-- START Material supplied --

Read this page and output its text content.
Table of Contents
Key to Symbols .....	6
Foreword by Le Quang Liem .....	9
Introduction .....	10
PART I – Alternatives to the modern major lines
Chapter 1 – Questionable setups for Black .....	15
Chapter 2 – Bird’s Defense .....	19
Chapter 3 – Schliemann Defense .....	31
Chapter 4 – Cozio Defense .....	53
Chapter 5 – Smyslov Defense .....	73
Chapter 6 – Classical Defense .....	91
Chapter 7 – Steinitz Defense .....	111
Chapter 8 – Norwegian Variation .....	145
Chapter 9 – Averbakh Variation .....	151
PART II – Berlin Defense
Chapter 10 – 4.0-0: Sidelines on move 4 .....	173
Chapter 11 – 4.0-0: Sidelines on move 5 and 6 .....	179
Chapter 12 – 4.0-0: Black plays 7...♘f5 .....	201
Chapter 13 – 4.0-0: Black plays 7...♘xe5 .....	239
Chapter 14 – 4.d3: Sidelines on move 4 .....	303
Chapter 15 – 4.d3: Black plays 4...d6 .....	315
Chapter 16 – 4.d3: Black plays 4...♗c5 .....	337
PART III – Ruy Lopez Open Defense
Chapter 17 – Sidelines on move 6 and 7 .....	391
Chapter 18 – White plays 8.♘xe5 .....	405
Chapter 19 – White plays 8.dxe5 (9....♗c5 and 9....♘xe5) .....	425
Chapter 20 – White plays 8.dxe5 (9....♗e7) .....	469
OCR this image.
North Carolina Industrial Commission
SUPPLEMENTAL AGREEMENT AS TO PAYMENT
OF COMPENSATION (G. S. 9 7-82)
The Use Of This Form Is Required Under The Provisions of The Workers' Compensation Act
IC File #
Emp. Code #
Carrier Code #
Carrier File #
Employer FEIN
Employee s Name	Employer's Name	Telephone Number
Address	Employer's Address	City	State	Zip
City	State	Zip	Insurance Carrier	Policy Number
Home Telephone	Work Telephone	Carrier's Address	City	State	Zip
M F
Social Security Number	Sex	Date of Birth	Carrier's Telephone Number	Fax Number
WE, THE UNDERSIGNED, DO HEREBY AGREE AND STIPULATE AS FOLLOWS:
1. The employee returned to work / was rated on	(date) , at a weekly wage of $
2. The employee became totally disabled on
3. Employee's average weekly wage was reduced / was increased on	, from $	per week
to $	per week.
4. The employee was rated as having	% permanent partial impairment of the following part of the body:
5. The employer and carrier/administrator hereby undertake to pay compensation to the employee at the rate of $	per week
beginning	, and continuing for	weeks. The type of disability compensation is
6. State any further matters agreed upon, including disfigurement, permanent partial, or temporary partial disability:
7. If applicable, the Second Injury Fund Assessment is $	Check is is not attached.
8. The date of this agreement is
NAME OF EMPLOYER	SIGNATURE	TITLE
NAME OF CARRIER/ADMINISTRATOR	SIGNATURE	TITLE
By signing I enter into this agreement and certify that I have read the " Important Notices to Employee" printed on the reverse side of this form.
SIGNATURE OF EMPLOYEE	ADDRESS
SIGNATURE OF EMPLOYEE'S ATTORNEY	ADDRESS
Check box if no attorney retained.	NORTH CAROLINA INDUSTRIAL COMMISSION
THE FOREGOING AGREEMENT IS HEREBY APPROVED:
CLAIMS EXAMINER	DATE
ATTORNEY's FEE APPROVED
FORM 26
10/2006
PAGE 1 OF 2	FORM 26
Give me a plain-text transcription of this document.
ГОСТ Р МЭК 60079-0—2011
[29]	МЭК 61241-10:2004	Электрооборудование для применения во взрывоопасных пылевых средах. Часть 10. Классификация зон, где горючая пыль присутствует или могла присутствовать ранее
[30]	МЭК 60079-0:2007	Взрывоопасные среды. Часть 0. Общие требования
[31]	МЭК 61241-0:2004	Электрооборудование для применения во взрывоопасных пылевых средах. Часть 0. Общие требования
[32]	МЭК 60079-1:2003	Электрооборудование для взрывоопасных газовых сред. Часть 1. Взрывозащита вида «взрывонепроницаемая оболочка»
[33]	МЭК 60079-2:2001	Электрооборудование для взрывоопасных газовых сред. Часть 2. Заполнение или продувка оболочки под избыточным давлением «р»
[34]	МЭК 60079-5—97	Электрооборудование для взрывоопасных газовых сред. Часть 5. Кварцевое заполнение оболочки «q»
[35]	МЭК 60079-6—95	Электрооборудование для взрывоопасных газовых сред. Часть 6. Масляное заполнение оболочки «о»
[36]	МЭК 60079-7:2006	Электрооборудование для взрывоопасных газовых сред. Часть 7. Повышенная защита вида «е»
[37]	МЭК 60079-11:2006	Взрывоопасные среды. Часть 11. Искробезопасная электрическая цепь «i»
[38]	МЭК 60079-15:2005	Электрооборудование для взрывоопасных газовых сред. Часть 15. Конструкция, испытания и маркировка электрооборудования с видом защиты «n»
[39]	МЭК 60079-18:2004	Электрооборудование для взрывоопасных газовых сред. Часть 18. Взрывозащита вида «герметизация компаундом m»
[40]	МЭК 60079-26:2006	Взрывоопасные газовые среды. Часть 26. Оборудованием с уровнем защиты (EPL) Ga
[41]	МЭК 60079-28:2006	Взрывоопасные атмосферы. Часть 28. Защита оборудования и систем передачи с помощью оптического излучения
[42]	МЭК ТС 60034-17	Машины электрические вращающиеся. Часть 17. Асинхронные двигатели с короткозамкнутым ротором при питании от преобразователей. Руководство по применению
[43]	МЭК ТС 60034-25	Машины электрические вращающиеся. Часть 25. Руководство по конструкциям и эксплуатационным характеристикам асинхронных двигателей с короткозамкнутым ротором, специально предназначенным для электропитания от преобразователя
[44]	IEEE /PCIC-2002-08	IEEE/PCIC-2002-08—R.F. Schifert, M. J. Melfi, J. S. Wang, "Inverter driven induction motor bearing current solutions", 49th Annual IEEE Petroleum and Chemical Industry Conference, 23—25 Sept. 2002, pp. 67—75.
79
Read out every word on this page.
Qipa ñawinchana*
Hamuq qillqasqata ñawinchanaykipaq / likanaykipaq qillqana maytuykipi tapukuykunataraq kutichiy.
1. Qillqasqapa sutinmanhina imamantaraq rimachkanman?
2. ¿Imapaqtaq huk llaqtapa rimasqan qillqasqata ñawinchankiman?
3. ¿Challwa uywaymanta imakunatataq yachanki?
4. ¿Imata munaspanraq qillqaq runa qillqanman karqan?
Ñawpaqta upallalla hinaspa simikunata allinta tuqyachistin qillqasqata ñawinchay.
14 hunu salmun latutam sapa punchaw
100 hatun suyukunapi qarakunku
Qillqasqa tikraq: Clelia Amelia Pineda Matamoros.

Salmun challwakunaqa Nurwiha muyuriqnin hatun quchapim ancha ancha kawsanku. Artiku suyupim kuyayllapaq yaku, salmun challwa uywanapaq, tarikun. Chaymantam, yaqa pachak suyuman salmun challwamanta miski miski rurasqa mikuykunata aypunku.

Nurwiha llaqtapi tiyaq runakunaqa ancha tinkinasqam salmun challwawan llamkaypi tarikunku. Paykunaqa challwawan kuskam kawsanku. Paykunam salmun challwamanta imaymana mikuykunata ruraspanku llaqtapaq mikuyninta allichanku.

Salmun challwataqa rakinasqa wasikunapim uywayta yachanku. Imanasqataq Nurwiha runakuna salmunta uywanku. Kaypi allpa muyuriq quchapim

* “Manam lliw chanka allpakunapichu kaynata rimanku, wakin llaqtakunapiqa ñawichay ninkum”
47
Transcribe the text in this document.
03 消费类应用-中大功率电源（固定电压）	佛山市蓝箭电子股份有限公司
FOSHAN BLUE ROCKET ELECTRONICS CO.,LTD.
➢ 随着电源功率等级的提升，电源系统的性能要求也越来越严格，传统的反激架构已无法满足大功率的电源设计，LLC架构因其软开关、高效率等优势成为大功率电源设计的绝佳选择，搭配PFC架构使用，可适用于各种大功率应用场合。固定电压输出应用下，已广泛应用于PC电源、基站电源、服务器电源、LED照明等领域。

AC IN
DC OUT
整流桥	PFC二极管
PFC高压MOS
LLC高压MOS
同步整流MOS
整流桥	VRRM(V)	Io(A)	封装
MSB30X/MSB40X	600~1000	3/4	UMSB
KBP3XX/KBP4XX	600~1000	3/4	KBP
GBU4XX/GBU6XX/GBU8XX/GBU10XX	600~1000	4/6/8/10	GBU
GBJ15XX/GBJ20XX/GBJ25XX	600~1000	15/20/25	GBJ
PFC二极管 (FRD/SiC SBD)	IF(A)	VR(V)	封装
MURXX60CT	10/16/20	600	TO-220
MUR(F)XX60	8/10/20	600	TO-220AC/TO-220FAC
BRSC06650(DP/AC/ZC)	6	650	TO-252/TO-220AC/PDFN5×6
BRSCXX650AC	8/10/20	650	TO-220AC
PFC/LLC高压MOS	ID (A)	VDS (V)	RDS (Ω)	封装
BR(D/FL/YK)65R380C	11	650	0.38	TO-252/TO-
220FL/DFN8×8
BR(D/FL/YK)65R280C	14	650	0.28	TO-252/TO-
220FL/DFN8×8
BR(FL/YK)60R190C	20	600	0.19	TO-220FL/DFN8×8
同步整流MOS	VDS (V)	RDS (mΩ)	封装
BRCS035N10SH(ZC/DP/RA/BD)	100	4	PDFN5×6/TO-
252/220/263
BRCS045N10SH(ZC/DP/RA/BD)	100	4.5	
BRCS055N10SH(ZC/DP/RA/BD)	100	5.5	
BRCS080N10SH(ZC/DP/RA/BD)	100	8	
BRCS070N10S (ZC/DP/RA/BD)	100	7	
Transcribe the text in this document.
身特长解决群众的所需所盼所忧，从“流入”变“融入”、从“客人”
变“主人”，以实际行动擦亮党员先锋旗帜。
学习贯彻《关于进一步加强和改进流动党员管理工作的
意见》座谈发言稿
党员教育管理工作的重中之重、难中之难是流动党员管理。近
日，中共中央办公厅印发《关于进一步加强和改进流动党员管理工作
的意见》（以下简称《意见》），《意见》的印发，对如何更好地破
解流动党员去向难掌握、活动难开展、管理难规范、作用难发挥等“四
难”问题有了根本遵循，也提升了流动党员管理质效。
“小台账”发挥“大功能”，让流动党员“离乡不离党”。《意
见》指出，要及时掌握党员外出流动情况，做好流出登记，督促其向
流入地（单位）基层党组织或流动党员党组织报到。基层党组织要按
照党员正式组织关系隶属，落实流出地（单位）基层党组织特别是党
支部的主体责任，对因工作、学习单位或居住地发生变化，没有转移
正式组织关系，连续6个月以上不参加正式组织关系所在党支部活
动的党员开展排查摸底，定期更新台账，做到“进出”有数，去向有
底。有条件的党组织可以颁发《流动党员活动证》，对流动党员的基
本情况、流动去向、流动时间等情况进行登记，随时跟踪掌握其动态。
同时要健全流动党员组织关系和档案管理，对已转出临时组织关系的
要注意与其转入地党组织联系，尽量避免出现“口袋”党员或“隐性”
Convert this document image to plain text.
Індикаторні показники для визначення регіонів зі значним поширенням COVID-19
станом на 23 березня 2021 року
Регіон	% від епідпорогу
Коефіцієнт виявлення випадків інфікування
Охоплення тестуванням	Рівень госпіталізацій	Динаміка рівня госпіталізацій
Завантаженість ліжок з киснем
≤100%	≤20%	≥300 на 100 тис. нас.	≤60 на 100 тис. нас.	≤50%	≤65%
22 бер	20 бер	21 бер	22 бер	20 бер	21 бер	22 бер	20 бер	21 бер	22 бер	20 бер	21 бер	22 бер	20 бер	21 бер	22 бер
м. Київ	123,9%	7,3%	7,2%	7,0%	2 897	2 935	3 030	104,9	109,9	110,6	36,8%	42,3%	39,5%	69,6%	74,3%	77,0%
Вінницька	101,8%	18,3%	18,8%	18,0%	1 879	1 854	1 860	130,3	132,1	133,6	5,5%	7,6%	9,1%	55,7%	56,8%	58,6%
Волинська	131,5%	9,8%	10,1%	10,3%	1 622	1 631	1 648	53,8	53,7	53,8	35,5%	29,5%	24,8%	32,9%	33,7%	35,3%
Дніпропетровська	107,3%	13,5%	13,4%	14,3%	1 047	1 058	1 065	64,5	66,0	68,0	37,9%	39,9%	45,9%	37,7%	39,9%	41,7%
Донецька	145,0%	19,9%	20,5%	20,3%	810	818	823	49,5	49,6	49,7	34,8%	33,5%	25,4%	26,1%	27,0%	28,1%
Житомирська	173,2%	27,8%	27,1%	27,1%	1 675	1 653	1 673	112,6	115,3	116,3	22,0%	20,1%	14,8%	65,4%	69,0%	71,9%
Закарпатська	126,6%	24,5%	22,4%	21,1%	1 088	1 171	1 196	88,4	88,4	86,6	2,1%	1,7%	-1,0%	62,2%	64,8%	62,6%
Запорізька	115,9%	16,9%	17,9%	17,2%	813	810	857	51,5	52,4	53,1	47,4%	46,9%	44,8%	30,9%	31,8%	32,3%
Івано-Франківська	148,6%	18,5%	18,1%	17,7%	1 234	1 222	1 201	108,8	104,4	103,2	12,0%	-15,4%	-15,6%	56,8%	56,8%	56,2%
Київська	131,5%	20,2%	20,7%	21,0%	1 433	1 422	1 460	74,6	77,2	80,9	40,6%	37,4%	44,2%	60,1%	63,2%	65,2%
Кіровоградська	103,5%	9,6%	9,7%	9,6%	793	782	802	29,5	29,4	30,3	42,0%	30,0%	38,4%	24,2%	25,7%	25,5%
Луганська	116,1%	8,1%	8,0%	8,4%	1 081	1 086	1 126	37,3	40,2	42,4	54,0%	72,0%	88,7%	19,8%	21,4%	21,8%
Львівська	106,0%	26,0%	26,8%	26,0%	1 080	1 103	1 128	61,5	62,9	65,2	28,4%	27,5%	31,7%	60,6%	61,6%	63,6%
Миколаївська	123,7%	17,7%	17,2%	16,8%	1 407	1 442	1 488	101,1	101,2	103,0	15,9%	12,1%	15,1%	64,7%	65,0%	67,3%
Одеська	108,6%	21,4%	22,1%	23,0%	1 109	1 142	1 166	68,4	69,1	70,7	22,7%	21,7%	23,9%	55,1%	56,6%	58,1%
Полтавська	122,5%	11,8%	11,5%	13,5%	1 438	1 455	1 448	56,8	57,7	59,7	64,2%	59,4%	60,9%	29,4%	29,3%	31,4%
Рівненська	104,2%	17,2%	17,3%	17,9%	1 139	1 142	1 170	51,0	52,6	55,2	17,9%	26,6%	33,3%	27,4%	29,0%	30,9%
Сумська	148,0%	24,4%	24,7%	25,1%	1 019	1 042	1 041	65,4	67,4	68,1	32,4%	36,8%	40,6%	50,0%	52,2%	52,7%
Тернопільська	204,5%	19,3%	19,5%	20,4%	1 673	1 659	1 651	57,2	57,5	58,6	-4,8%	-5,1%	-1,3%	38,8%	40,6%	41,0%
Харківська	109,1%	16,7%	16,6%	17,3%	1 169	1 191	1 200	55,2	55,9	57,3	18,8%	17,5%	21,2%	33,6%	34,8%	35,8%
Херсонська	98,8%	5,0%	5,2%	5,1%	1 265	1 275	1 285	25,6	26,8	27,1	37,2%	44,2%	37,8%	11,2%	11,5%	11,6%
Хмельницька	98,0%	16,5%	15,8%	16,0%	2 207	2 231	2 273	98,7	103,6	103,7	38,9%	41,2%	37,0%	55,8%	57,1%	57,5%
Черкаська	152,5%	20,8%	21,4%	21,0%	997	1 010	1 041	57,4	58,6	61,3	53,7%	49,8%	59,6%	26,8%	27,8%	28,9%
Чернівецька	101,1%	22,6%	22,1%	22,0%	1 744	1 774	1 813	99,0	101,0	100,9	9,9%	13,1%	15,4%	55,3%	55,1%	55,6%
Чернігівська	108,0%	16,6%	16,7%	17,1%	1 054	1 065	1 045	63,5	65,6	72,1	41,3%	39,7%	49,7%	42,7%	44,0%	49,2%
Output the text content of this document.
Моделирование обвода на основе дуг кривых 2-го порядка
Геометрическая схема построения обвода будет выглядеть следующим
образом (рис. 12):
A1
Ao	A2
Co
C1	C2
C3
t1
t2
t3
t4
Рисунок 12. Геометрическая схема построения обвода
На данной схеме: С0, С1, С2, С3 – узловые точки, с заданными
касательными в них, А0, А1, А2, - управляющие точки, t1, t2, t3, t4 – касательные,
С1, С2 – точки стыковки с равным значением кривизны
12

-- END Material supplied --

§ Objective
Which lines in the records above contain the string "средах"? Copy each one.

§ Solution
[29]	МЭК 61241-10:2004	Электрооборудование для применения во взрывоопасных пылевых средах. Часть 10. Классификация зон, где горючая пыль присутствует или могла присутствовать ранее
[31]	МЭК 61241-0:2004	Электрооборудование для применения во взрывоопасных пылевых средах. Часть 0. Общие требования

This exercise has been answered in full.